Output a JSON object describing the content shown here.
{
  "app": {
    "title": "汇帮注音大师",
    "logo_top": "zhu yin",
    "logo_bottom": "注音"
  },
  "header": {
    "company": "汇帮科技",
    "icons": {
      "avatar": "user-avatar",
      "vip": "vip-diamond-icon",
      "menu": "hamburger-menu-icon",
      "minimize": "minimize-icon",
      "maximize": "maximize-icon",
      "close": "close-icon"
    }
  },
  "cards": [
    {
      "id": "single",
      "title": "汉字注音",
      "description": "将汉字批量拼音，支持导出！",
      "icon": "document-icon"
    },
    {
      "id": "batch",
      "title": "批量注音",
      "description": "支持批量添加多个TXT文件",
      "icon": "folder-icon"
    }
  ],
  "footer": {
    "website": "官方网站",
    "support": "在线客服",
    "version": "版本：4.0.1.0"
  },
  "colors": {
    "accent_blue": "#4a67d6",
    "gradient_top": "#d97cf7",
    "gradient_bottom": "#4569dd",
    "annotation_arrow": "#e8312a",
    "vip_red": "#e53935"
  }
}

+ + + + +

TASK BRIEF: Using the listing above, retype each line exactly.

ANSWER FOR THE TASK:
Output a JSON object describing the content shown here.
{
  "app": {
    "title": "汇帮注音大师",
    "logo_top": "zhu yin",
    "logo_bottom": "注音"
  },
  "header": {
    "company": "汇帮科技",
    "icons": {
      "avatar": "user-avatar",
      "vip": "vip-diamond-icon",
      "menu": "hamburger-menu-icon",
      "minimize": "minimize-icon",
      "maximize": "maximize-icon",
      "close": "close-icon"
    }
  },
  "cards": [
    {
      "id": "single",
      "title": "汉字注音",
      "description": "将汉字批量拼音，支持导出！",
      "icon": "document-icon"
    },
    {
      "id": "batch",
      "title": "批量注音",
      "description": "支持批量添加多个TXT文件",
      "icon": "folder-icon"
    }
  ],
  "footer": {
    "website": "官方网站",
    "support": "在线客服",
    "version": "版本：4.0.1.0"
  },
  "colors": {
    "accent_blue": "#4a67d6",
    "gradient_top": "#d97cf7",
    "gradient_bottom": "#4569dd",
    "annotation_arrow": "#e8312a",
    "vip_red": "#e53935"
  }
}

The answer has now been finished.